- _INSTRUCTIONS FOR THE TASK_: Take every line from the listing below that contains "icon".

- _INPUT RECORDS_:

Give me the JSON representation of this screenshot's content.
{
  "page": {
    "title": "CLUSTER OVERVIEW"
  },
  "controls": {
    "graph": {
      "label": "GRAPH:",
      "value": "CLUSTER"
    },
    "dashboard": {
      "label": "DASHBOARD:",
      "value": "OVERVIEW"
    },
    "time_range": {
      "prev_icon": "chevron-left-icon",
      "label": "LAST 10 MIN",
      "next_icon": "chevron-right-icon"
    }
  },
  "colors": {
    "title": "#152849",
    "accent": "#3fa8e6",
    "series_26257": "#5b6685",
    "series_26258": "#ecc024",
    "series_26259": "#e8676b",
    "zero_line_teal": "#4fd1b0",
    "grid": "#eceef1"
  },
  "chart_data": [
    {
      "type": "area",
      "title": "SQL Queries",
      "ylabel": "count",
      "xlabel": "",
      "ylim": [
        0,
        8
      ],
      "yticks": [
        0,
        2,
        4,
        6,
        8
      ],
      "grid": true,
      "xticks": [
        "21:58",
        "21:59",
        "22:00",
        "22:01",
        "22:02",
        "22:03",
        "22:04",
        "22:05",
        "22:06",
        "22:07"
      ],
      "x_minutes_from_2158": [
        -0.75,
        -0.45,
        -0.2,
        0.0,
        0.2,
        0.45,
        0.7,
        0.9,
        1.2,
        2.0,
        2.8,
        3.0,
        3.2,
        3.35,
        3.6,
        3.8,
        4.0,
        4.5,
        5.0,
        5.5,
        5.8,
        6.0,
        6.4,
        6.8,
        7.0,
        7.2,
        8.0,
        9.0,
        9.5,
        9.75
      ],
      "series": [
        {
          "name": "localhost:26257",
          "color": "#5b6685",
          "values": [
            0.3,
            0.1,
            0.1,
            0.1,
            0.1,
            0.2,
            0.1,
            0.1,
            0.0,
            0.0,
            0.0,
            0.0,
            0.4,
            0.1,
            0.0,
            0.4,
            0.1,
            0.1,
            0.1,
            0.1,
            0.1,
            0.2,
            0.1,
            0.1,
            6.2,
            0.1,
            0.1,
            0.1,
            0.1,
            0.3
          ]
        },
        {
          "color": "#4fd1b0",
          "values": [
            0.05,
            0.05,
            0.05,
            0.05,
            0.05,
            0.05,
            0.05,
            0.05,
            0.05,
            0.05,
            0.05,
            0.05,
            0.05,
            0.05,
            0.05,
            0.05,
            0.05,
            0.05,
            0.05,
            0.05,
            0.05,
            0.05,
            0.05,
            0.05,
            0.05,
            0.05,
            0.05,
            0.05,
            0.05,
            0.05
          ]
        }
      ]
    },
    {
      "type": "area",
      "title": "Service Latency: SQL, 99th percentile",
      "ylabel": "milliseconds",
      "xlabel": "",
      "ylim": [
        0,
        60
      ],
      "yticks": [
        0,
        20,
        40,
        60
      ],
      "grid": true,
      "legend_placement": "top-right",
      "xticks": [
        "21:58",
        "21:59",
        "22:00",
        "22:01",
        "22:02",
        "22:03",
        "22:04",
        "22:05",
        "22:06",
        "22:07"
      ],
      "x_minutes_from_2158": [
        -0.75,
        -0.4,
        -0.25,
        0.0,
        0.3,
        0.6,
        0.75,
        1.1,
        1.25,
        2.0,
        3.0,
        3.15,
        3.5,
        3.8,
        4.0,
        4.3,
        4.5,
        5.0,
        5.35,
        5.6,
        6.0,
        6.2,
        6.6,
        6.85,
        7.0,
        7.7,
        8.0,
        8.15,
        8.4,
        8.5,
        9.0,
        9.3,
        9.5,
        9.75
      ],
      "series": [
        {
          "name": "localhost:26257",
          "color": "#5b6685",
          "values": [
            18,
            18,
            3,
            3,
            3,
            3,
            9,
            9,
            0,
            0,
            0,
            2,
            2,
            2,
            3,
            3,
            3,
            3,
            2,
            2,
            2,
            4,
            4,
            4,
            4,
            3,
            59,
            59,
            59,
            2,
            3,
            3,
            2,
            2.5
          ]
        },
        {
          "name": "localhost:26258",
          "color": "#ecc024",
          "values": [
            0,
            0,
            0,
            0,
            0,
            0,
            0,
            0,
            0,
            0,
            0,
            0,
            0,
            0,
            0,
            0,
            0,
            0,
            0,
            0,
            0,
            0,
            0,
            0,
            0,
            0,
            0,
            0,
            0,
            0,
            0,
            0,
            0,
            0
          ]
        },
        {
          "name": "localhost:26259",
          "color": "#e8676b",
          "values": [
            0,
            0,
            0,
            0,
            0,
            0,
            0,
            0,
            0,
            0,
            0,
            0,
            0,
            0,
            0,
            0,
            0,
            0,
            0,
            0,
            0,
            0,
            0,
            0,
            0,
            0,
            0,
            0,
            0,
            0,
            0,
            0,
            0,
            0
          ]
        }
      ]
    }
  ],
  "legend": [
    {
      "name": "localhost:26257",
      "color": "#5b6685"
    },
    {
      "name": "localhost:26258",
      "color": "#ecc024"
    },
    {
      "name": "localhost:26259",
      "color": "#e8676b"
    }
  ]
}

- _ANSWER TO THIS EXERCISE_:
      "prev_icon": "chevron-left-icon",
      "next_icon": "chevron-right-icon"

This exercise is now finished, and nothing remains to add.